WHAT YOU ARE ASKED TO DO –
Quote all of the data exactly as given. Skip every picture it contains.

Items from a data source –
--- BEGIN ---

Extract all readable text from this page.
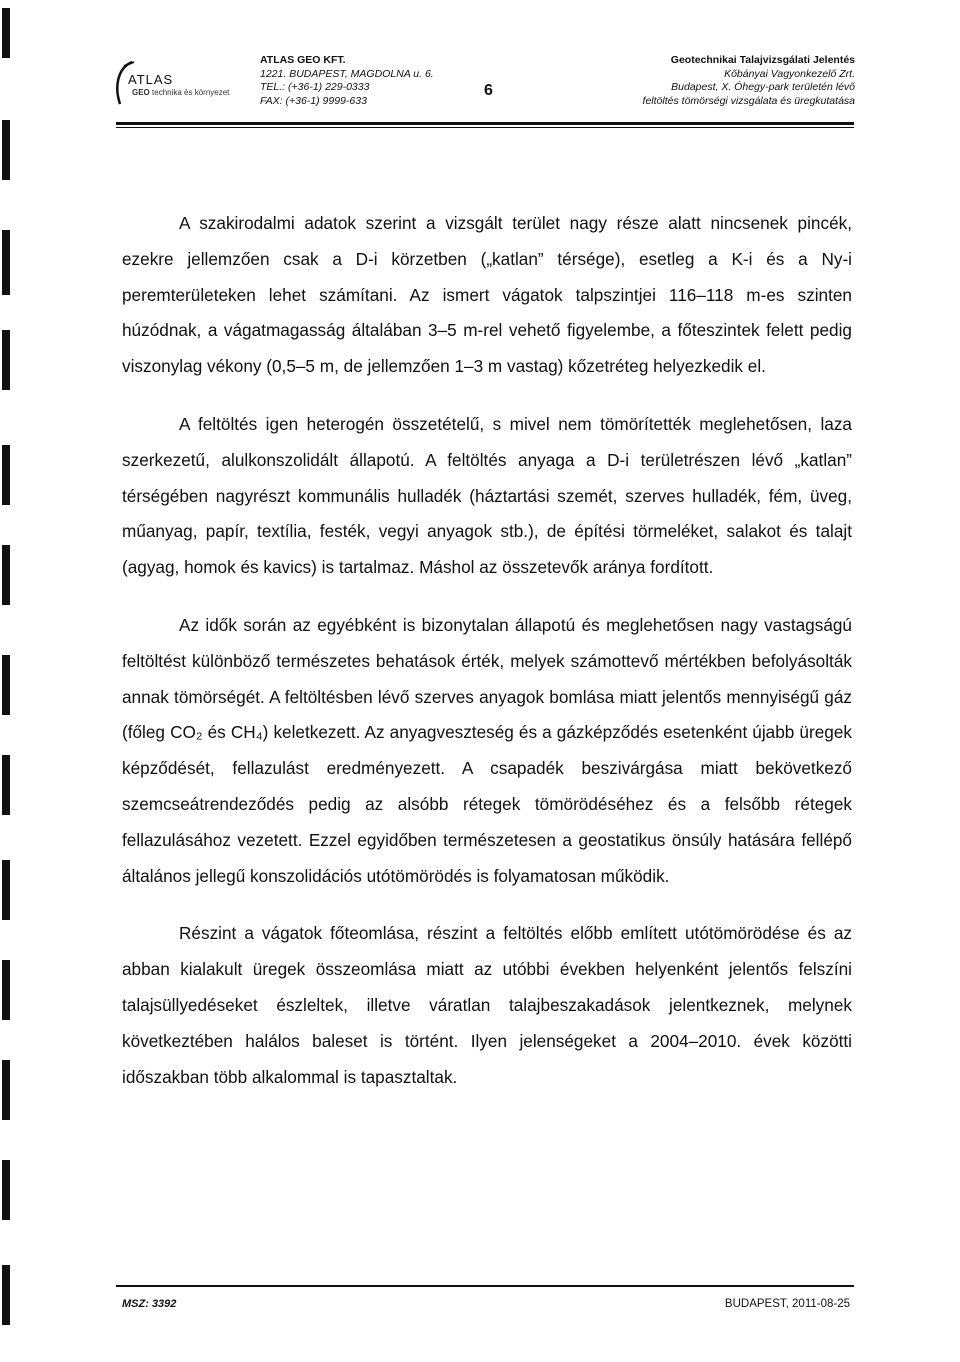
ATLAS
GEO technika és környezet
ATLAS GEO KFT.
1221. BUDAPEST, MAGDOLNA u. 6.
TEL.: (+36-1) 229-0333
FAX: (+36-1) 9999-633
6
Geotechnikai Talajvizsgálati Jelentés
Kőbányai Vagyonkezelő Zrt.
Budapest, X. Óhegy-park területén lévő
feltöltés tömörségi vizsgálata és üregkutatása

A szakirodalmi adatok szerint a vizsgált terület nagy része alatt nincsenek pincék, ezekre jellemzően csak a D-i körzetben („katlan” térsége), esetleg a K-i és a Ny-i peremterületeken lehet számítani. Az ismert vágatok talpszintjei 116–118 m-es szinten húzódnak, a vágatmagasság általában 3–5 m-rel vehető figyelembe, a főteszintek felett pedig viszonylag vékony (0,5–5 m, de jellemzően 1–3 m vastag) kőzetréteg helyezkedik el.

A feltöltés igen heterogén összetételű, s mivel nem tömörítették meglehetősen, laza szerkezetű, alulkonszolidált állapotú. A feltöltés anyaga a D-i területrészen lévő „katlan” térségében nagyrészt kommunális hulladék (háztartási szemét, szerves hulladék, fém, üveg, műanyag, papír, textília, festék, vegyi anyagok stb.), de építési törmeléket, salakot és talajt (agyag, homok és kavics) is tartalmaz. Máshol az összetevők aránya fordított.

Az idők során az egyébként is bizonytalan állapotú és meglehetősen nagy vastagságú feltöltést különböző természetes behatások érték, melyek számottevő mértékben befolyásolták annak tömörségét. A feltöltésben lévő szerves anyagok bomlása miatt jelentős mennyiségű gáz (főleg CO₂ és CH₄) keletkezett. Az anyagveszteség és a gázképződés esetenként újabb üregek képződését, fellazulást eredményezett. A csapadék beszivárgása miatt bekövetkező szemcseátrendeződés pedig az alsóbb rétegek tömörödéséhez és a felsőbb rétegek fellazulásához vezetett. Ezzel egyidőben természetesen a geostatikus önsúly hatására fellépő általános jellegű konszolidációs utótömörödés is folyamatosan működik.

Részint a vágatok főteomlása, részint a feltöltés előbb említett utótömörödése és az abban kialakult üregek összeomlása miatt az utóbbi években helyenként jelentős felszíni talajsüllyedéseket észleltek, illetve váratlan talajbeszakadások jelentkeznek, melynek következtében halálos baleset is történt. Ilyen jelenségeket a 2004–2010. évek közötti időszakban több alkalommal is tapasztaltak.

MSZ: 3392	BUDAPEST, 2011-08-25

--- END ---

FINISHED ANSWER –
Extract all readable text from this page.
ATLAS
GEO technika és környezet
ATLAS GEO KFT.
1221. BUDAPEST, MAGDOLNA u. 6.
TEL.: (+36-1) 229-0333
FAX: (+36-1) 9999-633
6
Geotechnikai Talajvizsgálati Jelentés
Kőbányai Vagyonkezelő Zrt.
Budapest, X. Óhegy-park területén lévő
feltöltés tömörségi vizsgálata és üregkutatása

A szakirodalmi adatok szerint a vizsgált terület nagy része alatt nincsenek pincék, ezekre jellemzően csak a D-i körzetben („katlan” térsége), esetleg a K-i és a Ny-i peremterületeken lehet számítani. Az ismert vágatok talpszintjei 116–118 m-es szinten húzódnak, a vágatmagasság általában 3–5 m-rel vehető figyelembe, a főteszintek felett pedig viszonylag vékony (0,5–5 m, de jellemzően 1–3 m vastag) kőzetréteg helyezkedik el.

A feltöltés igen heterogén összetételű, s mivel nem tömörítették meglehetősen, laza szerkezetű, alulkonszolidált állapotú. A feltöltés anyaga a D-i területrészen lévő „katlan” térségében nagyrészt kommunális hulladék (háztartási szemét, szerves hulladék, fém, üveg, műanyag, papír, textília, festék, vegyi anyagok stb.), de építési törmeléket, salakot és talajt (agyag, homok és kavics) is tartalmaz. Máshol az összetevők aránya fordított.

Az idők során az egyébként is bizonytalan állapotú és meglehetősen nagy vastagságú feltöltést különböző természetes behatások érték, melyek számottevő mértékben befolyásolták annak tömörségét. A feltöltésben lévő szerves anyagok bomlása miatt jelentős mennyiségű gáz (főleg CO₂ és CH₄) keletkezett. Az anyagveszteség és a gázképződés esetenként újabb üregek képződését, fellazulást eredményezett. A csapadék beszivárgása miatt bekövetkező szemcseátrendeződés pedig az alsóbb rétegek tömörödéséhez és a felsőbb rétegek fellazulásához vezetett. Ezzel egyidőben természetesen a geostatikus önsúly hatására fellépő általános jellegű konszolidációs utótömörödés is folyamatosan működik.

Részint a vágatok főteomlása, részint a feltöltés előbb említett utótömörödése és az abban kialakult üregek összeomlása miatt az utóbbi években helyenként jelentős felszíni talajsüllyedéseket észleltek, illetve váratlan talajbeszakadások jelentkeznek, melynek következtében halálos baleset is történt. Ilyen jelenségeket a 2004–2010. évek közötti időszakban több alkalommal is tapasztaltak.

MSZ: 3392	BUDAPEST, 2011-08-25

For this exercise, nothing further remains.